▶ **Requirement 1**:
Answer these from the lecture notebook:
(a) What mean and standard deviation values does the Normalize transform use?
(b) How many images does the MNIST test data contain?
(c) What scale is given for the normal noise added to the images?
============================================================
Lecture 24 – CS 189, Fall 2025
In [1]:
import torch
import torch.nn as nn
import torch.optim as optim
from torch.utils.data import DataLoader, TensorDataset
import torchvision as tv
import torchvision.transforms as transforms
import numpy as np
import matplotlib.pyplot as plt
from matplotlib import style
import seaborn as sns
import random as rn
from torchinfo import summary
style.use('fivethirtyeight')
sns.set(style='whitegrid', color_codes=True)
# Check if GPU is available
device = torch.device('cuda' if torch.cuda.is_available() else 'cpu')
print(f'Using device: {device}')
Using device: cpu
In [2]:
mnist_tf = transforms.Compose([
transforms.ToTensor(),
transforms.Normalize((0.1307,), (0.3081,))
])
In [3]:
# Load MNIST dataset
x_train_mnist = tv.datasets.MNIST(root='./data', train=True,
download=True, transform=mnist_tf)
x_test_mnist = tv.datasets.MNIST(root='./data', train=False,
download=True, transform=mnist_tf)
image_size = x_train_mnist[0][0].shape[1]
print(f"MNIST training data size: {len(x_train_mnist)} of size {image_size}x{image_size}")
print(f"MNIST test data size: {len(x_test_mnist)} of size {image_size}x{image_size}")
MNIST training data size: 60000 of size 28x28 MNIST test data size: 10000 of size 28x28
In [4]:
imgs = [x_train_mnist[i] for i in range(16)]
labels = [i for i in range(16)]
fig, axes = plt.subplots(4, 4, figsize=(4, 4))
for ax, img, lab in zip(axes.flatten(), imgs, labels):
ax.imshow(img[0].squeeze().numpy(), cmap='gray')
ax.set_title(str(lab))
ax.axis('off')
plt.tight_layout()
plt.show()
Denoising Autoencoder¶
In [5]:
# Denormalize the MNIST images back to [0, 1]
x_train_mnist_np = np.array([x[0].numpy() for x in x_train_mnist]) * 0.3081 + 0.1307
x_test_mnist_np = np.array([x[0].numpy() for x in x_test_mnist]) * 0.3081 + 0.1307
# Generate corrupted MNIST images by adding noise with normal distribution
noise = np.random.normal(loc=0.0, scale=0.5, size=x_train_mnist_np.shape)
============================================================
▶ **Requirement 2**: Echo the records from their start through the line containing "movement-section: [40, 990, 444, 1222]", with both ends included.

▶ **Supplied data**:
============================================================
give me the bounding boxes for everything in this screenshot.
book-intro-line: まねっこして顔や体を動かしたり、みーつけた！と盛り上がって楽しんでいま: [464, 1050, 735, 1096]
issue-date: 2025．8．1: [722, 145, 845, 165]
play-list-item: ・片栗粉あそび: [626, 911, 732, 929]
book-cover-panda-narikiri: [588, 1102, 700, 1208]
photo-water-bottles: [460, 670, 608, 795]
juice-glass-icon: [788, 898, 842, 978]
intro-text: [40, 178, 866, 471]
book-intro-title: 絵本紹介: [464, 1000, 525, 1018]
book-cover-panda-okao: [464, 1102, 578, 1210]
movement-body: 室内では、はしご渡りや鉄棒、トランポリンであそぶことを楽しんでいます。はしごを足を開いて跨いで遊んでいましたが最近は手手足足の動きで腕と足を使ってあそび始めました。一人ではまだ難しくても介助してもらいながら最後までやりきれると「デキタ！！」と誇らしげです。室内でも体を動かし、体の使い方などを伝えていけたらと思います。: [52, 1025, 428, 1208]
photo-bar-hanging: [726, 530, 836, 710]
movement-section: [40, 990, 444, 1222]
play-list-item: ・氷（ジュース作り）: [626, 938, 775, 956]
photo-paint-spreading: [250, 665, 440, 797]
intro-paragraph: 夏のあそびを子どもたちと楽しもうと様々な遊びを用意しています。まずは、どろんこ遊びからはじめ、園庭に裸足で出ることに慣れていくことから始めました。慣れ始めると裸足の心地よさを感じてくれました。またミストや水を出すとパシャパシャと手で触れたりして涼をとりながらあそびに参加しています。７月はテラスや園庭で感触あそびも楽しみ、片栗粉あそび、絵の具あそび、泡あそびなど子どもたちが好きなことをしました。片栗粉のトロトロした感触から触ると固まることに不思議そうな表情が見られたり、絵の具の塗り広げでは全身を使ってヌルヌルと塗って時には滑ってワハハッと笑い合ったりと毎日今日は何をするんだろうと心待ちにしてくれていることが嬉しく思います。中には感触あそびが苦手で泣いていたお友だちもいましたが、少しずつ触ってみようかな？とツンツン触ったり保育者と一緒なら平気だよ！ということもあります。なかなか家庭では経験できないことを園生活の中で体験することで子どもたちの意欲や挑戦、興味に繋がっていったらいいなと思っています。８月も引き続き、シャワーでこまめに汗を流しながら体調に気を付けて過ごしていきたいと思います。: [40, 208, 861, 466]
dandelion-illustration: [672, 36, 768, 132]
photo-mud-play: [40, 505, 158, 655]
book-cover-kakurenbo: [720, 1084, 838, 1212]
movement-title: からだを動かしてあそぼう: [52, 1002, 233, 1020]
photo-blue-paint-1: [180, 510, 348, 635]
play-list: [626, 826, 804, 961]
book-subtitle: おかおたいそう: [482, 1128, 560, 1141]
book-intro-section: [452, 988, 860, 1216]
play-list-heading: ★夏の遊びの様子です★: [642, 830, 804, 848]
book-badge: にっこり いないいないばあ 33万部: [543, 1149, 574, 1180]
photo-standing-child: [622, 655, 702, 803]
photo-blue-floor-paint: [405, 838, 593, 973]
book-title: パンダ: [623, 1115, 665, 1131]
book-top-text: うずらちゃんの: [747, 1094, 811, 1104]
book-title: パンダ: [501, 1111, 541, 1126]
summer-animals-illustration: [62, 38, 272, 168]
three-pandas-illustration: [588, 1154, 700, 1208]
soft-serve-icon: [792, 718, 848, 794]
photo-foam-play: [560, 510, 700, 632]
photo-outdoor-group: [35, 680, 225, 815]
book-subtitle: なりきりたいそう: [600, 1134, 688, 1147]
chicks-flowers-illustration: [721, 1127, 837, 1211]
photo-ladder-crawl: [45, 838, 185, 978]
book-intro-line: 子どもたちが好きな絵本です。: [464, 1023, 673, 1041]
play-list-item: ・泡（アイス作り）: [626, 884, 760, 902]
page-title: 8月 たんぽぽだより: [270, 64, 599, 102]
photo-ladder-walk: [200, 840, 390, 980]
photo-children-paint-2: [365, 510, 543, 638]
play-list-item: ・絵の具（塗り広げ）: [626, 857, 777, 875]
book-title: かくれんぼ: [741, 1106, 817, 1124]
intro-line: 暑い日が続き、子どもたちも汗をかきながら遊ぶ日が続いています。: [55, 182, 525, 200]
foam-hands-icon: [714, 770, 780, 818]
============================================================
▶ **Exercise output 1**:
(a) A mean of 0.1307 and a standard deviation of 0.3081.
(b) 10000 images.
(c) 0.5.

▶ **Exercise output 2**:
give me the bounding boxes for everything in this screenshot.
book-intro-line: まねっこして顔や体を動かしたり、みーつけた！と盛り上がって楽しんでいま: [464, 1050, 735, 1096]
issue-date: 2025．8．1: [722, 145, 845, 165]
play-list-item: ・片栗粉あそび: [626, 911, 732, 929]
book-cover-panda-narikiri: [588, 1102, 700, 1208]
photo-water-bottles: [460, 670, 608, 795]
juice-glass-icon: [788, 898, 842, 978]
intro-text: [40, 178, 866, 471]
book-intro-title: 絵本紹介: [464, 1000, 525, 1018]
book-cover-panda-okao: [464, 1102, 578, 1210]
movement-body: 室内では、はしご渡りや鉄棒、トランポリンであそぶことを楽しんでいます。はしごを足を開いて跨いで遊んでいましたが最近は手手足足の動きで腕と足を使ってあそび始めました。一人ではまだ難しくても介助してもらいながら最後までやりきれると「デキタ！！」と誇らしげです。室内でも体を動かし、体の使い方などを伝えていけたらと思います。: [52, 1025, 428, 1208]
photo-bar-hanging: [726, 530, 836, 710]
movement-section: [40, 990, 444, 1222]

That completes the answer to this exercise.